• **Given problem**: According to the piece on free trade and Asian growth, what role does free trade appear to play this year among populists and demagogues?

• **Page**:
As China’s economy slows and growth in the developed world remains anemic, governments across Asia are working to keep their economies on an upward trajectory. In Sri Lanka, where I am prime minister, the challenge is to find a way to accelerate our already steady economic growth.
One thing is clear: We cannot expect the rest of the world to welcome our economic ambitions the way it once opened its arms to China’s rapid rise as an economic power or — in earlier decades — cheered on the growth of Japan and the so-called Asian Tigers, including South Korea.
Today, we Asians are witnessing, on an almost daily basis, fierce political assaults on the tools and policies that have helped lift hundreds of millions of our citizens out of poverty. Indeed, this year, free trade appears to be the scapegoat of choice among the world’s assorted populists and demagogues.
In the US’ presidential election campaign, for example, the leading hopefuls in both the Republican and Democratic primaries have questioned the wisdom of seeking greater openness in world trade. In Britain, euroskeptics campaigning for the country to leave the EU denigrate the benefits of the single European market. Elsewhere in Europe, populists are demanding that the drawbridges of trade be raised.

• **Supplied data**:

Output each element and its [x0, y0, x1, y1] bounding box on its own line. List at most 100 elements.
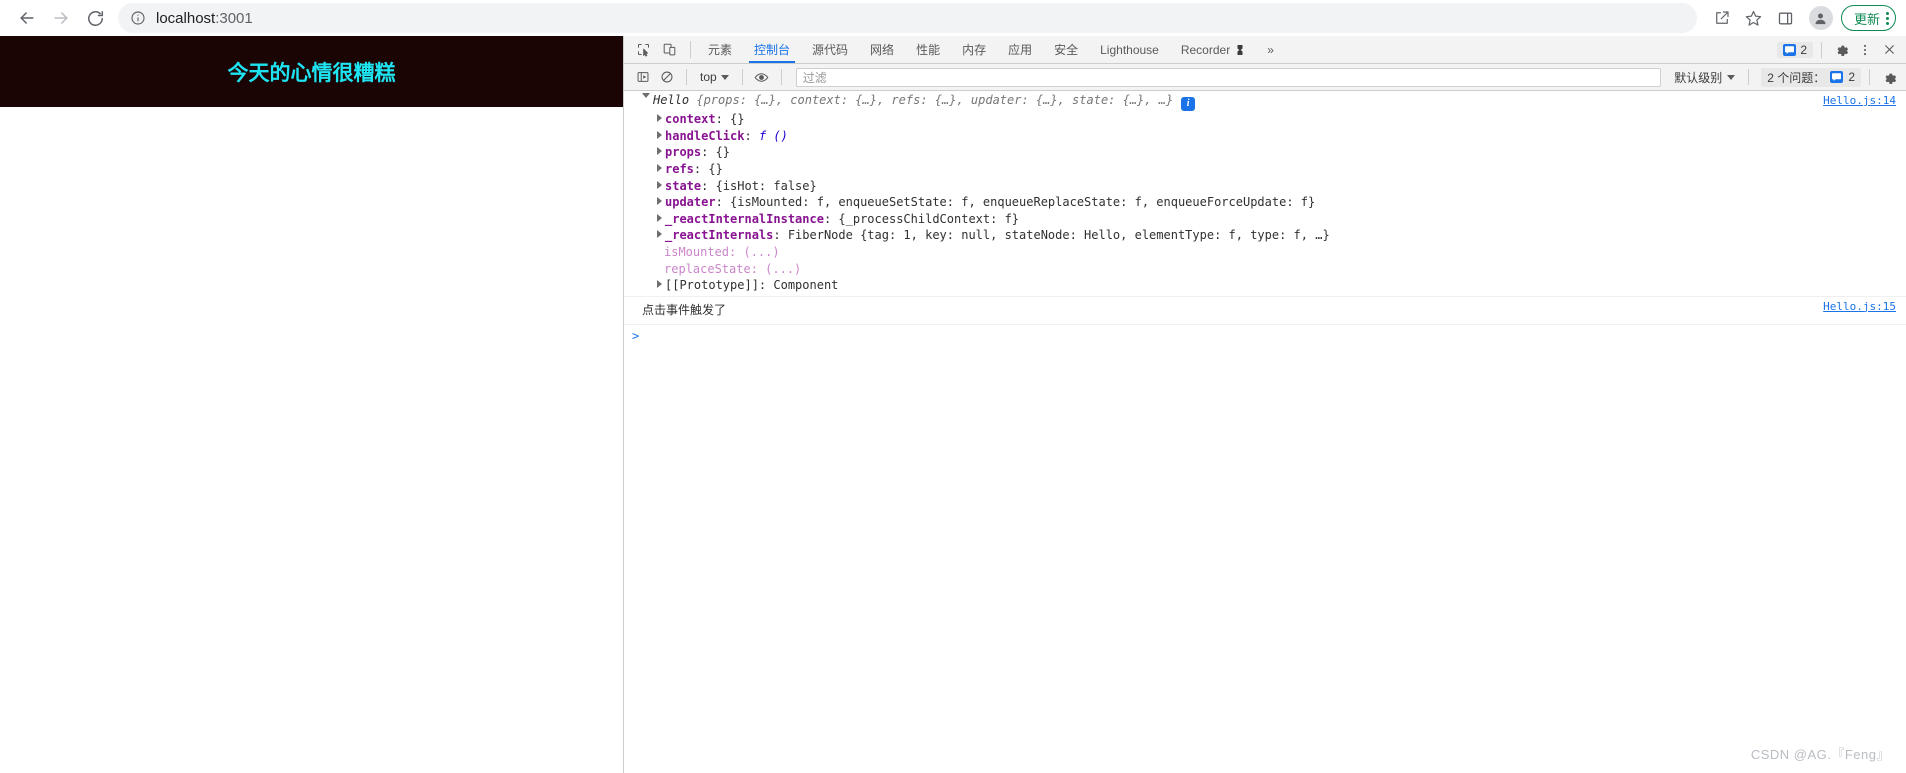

• **Answer to the task**: It appears to be their scapegoat of choice.